══ Recorded data ══

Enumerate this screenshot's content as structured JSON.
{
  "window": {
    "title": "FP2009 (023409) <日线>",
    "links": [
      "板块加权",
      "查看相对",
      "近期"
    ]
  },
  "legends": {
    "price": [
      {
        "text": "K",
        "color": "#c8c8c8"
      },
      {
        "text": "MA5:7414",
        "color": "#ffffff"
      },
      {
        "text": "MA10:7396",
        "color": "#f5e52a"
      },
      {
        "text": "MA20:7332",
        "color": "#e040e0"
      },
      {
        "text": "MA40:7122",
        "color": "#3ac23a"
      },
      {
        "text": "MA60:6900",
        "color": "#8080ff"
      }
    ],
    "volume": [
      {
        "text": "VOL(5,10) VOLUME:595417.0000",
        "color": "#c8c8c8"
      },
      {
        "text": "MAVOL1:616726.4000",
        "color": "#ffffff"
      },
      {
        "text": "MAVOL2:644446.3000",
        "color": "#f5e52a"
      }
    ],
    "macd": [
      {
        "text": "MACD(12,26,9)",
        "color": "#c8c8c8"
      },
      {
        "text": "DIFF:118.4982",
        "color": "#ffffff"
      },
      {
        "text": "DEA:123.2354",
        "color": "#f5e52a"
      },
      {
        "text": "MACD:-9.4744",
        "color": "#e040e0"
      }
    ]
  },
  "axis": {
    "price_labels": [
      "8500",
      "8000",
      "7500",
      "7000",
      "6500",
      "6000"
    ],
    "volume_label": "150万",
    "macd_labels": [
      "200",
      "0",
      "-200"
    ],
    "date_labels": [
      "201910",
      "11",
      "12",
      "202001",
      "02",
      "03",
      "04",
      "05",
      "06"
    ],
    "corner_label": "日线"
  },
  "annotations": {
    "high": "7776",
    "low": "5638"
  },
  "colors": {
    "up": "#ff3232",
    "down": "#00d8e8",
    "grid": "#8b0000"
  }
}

═══

* Exercise instructions *
Every record above should be output exactly.

* The response *
Enumerate this screenshot's content as structured JSON.
{
  "window": {
    "title": "FP2009 (023409) <日线>",
    "links": [
      "板块加权",
      "查看相对",
      "近期"
    ]
  },
  "legends": {
    "price": [
      {
        "text": "K",
        "color": "#c8c8c8"
      },
      {
        "text": "MA5:7414",
        "color": "#ffffff"
      },
      {
        "text": "MA10:7396",
        "color": "#f5e52a"
      },
      {
        "text": "MA20:7332",
        "color": "#e040e0"
      },
      {
        "text": "MA40:7122",
        "color": "#3ac23a"
      },
      {
        "text": "MA60:6900",
        "color": "#8080ff"
      }
    ],
    "volume": [
      {
        "text": "VOL(5,10) VOLUME:595417.0000",
        "color": "#c8c8c8"
      },
      {
        "text": "MAVOL1:616726.4000",
        "color": "#ffffff"
      },
      {
        "text": "MAVOL2:644446.3000",
        "color": "#f5e52a"
      }
    ],
    "macd": [
      {
        "text": "MACD(12,26,9)",
        "color": "#c8c8c8"
      },
      {
        "text": "DIFF:118.4982",
        "color": "#ffffff"
      },
      {
        "text": "DEA:123.2354",
        "color": "#f5e52a"
      },
      {
        "text": "MACD:-9.4744",
        "color": "#e040e0"
      }
    ]
  },
  "axis": {
    "price_labels": [
      "8500",
      "8000",
      "7500",
      "7000",
      "6500",
      "6000"
    ],
    "volume_label": "150万",
    "macd_labels": [
      "200",
      "0",
      "-200"
    ],
    "date_labels": [
      "201910",
      "11",
      "12",
      "202001",
      "02",
      "03",
      "04",
      "05",
      "06"
    ],
    "corner_label": "日线"
  },
  "annotations": {
    "high": "7776",
    "low": "5638"
  },
  "colors": {
    "up": "#ff3232",
    "down": "#00d8e8",
    "grid": "#8b0000"
  }
}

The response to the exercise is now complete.